- Short task -
Rewrite the rows from the one containing "Localize all elements." through the one containing "chart-background [40, 28, 760, 763]", both included, with the request line kept as is and every box coordinate in the answers scaled by 1.8 and rounded to a whole number, halves rounding up.
[begin Items]
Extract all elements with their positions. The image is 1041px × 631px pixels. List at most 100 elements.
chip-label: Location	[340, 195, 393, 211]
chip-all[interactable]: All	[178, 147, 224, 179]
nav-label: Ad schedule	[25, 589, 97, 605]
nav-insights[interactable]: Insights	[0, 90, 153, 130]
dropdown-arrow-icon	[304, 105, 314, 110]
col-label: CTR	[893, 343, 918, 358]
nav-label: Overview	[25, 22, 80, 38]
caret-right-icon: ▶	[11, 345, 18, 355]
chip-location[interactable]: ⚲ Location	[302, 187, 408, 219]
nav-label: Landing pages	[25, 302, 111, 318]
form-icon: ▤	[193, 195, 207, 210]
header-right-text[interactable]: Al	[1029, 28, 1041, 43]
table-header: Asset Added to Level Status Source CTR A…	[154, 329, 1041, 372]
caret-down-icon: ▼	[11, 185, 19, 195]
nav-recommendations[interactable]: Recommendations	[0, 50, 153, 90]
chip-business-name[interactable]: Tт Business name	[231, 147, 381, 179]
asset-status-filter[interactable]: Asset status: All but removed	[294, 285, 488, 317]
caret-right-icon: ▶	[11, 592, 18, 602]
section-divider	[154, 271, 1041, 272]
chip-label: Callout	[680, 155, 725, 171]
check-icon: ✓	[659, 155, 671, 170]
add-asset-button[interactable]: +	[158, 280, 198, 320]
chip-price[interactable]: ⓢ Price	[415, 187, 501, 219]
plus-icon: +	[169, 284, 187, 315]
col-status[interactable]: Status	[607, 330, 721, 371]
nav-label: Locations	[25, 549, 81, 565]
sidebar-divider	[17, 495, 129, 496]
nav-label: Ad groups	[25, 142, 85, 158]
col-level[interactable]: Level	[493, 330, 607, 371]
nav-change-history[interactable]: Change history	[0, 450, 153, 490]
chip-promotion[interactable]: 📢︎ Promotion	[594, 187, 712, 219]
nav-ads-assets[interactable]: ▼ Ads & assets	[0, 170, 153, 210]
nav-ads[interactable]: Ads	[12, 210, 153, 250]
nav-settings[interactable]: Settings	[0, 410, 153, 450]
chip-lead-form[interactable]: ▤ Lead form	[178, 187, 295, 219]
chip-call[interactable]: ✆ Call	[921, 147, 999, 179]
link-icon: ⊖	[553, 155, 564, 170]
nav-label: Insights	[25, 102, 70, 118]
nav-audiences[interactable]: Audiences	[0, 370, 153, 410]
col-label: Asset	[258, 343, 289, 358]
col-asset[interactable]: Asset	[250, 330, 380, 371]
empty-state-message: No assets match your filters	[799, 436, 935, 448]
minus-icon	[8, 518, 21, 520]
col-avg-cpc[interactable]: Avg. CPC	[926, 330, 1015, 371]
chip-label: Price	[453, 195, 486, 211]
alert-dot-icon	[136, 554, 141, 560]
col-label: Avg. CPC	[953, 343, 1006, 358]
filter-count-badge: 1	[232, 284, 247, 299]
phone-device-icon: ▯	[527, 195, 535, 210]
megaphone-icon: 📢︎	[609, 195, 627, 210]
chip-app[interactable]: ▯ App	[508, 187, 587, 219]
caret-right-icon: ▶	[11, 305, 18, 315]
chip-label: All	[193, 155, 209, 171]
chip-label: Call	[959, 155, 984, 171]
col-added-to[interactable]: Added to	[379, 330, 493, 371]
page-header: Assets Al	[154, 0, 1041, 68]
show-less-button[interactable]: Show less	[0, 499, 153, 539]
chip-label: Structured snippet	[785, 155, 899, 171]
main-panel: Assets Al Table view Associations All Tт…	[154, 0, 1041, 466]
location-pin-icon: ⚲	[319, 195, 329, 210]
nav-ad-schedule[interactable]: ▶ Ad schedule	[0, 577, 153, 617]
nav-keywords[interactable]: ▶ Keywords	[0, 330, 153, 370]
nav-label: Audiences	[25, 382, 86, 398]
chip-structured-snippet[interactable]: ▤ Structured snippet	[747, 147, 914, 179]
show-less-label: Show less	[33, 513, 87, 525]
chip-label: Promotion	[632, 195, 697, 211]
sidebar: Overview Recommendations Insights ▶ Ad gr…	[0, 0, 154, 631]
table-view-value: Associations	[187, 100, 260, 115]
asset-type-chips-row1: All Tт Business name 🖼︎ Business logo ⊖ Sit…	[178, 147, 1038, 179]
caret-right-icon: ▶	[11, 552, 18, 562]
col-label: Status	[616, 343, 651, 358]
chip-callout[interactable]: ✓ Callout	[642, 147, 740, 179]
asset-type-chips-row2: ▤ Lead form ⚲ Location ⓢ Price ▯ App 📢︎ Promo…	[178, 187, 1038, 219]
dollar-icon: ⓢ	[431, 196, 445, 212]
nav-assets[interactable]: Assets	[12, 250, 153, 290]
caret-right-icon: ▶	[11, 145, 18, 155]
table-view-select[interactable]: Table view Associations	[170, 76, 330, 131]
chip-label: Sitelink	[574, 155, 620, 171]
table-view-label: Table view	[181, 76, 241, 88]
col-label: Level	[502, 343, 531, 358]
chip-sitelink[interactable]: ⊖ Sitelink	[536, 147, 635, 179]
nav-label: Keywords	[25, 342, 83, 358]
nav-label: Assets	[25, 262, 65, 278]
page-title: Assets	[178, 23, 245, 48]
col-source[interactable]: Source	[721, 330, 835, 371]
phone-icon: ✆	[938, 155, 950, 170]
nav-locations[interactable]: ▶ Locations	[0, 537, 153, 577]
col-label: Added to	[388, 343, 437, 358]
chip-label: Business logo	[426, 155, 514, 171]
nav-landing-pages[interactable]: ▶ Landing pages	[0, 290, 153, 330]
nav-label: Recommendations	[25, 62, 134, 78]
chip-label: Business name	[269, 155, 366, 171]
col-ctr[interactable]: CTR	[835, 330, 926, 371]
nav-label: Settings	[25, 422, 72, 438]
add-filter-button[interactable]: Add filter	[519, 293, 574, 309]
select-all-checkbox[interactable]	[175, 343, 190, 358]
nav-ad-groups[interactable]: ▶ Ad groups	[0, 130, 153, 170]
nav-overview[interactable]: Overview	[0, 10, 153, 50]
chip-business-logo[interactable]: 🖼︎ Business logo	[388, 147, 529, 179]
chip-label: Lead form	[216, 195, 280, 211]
[end Items]
[begin Items]
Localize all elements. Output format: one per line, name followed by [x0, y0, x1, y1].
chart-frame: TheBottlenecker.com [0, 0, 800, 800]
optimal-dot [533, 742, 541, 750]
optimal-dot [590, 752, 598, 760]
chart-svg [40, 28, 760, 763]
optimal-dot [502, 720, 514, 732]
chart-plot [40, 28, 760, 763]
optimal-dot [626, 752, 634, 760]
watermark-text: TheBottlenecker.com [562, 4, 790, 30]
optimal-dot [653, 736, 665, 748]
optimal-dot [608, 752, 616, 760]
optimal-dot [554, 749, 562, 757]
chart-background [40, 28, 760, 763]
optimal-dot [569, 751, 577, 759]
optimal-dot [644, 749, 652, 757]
[end Items]
- The output -
Localize all elements. Output format: one per line, name followed by [x0, y0, x1, y1].
chart-frame: TheBottlenecker.com [0, 0, 1440, 1440]
optimal-dot [959, 1336, 974, 1350]
optimal-dot [1062, 1354, 1076, 1368]
chart-svg [72, 50, 1368, 1373]
optimal-dot [904, 1296, 925, 1318]
chart-plot [72, 50, 1368, 1373]
optimal-dot [1127, 1354, 1141, 1368]
watermark-text: TheBottlenecker.com [1012, 7, 1422, 54]
optimal-dot [1175, 1325, 1197, 1346]
optimal-dot [1094, 1354, 1109, 1368]
optimal-dot [997, 1348, 1012, 1363]
chart-background [72, 50, 1368, 1373]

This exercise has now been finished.